## WHAT TO DO:
**1)** Answer these questions about the text on saving money on whole-foods groceries, one per line:
(a) How much did the menu planner's testers spend on groceries each week, and for what size of family?
(b) What price limit does the writer set for buying an item organic?
(c) Which option does the writer call the best way to remove pesticides and herbicides from produce?
**2)** Extend the text on saving money on whole-foods groceries past its final sentence.

BEGIN DOCUMENT SECTION

When we developed our 12 Steps to Whole Foods Menu Planner, our testers spent about $100/week on their groceries, for a family of four. That’s affordable by any standard. Of course, buying things in bulk, learning high-nutrition staples to have on hand and finding the best prices for them, and choosing inexpensive legumes and grains as the crux of the diet, besides greens, vegetables, and fruits, will save you money.

That said, these stats may surprise you. Check out this comparison of organic foods to a typical non-organic shopping trip.

I have some tips for you to keep save money, because I am pretty ridiculously frugal myself:

  1. Though it would be ideal to eat 100% organic, that’s not practical for most of us with limited means. I buy things organic if they’re no more than double what the “conventional” cost would be. I’m not going to pay $1.29/lb. for organic watermelon when conventional is selling for $0.25/lb.. Do what you can and wash your conventional produce well with a good, organic fruit/vegetable soap like Shaklee Basic H. Or, the best option, use the Lotus Sanitizing System to completely remove pesticides and herbicides using ozonated water.

END DOCUMENT SECTION
BEGIN ENTRIES

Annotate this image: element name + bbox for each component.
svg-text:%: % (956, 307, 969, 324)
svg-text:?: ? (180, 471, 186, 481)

END ENTRIES
BEGIN ENTRIES

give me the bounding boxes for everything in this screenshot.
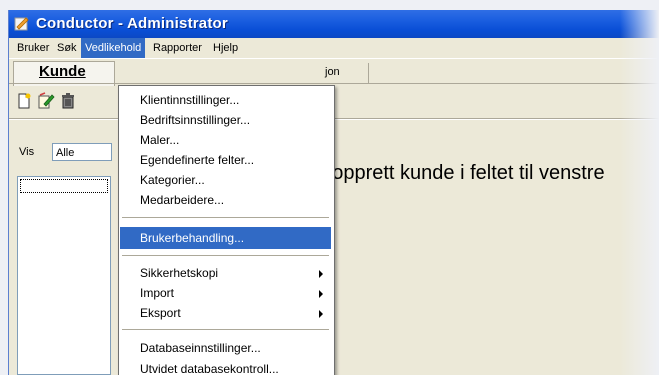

END ENTRIES

## THE REPLIES:
**1)**
(a) About $100 a week, for a family of four.
(b) No more than double the cost of the "conventional" item.
(c) The Lotus Sanitizing System, which uses ozonated water.

**2)**
  2. If you start doing green smoothies (and I hope you do, if I haven’t made that clear yet!) you’re going to need a lot of greens and fruit. I save money by owning a large freezer. I buy fruit in season or even ask to pick it from owners of neglected fruit trees (apricot trees often go unpicked here in Utah), cut it up in chunks, and put it in Ziploc baggies to freeze and use all winter when fruit is expensive.
  3. At Costco, I buy bananas for $0.33/lb. (and freeze them in chunks if they start to go bad), as well as $10 bags of frozen mixed berries (that’s not cheap, but it makes the smoothie SO good). Keep an eye out for produce sales and good prices and shop there.
  4. Grow spinach, chard, beets, cabbage, and kale in your garden. You can’t freeze greens for use in salads, but you can definitely freeze them for use in smoothies when your garden is overflowing! Plant them in the fall and you’ll have an abundance in the very early spring.
  5. Put edible weeds—free in any empty field—in your green smoothie. Purslane has a very mild flavor and can be found vining across the groundalmost anywhere, and it has more iron than any cultivated plant. Leaves of lambsquarter are good, and toss a bit of morning glory in there, too! You can eat thistle if you wear gloves to pick and chop it (it makes my daughter’s throat tickle, though). Google edible weeds to learn more and see photos—and you can see me with some lambsquarter on the left-side bar of this site. Don’t eat weeds in sprayed yards or exhaust-choked roadways.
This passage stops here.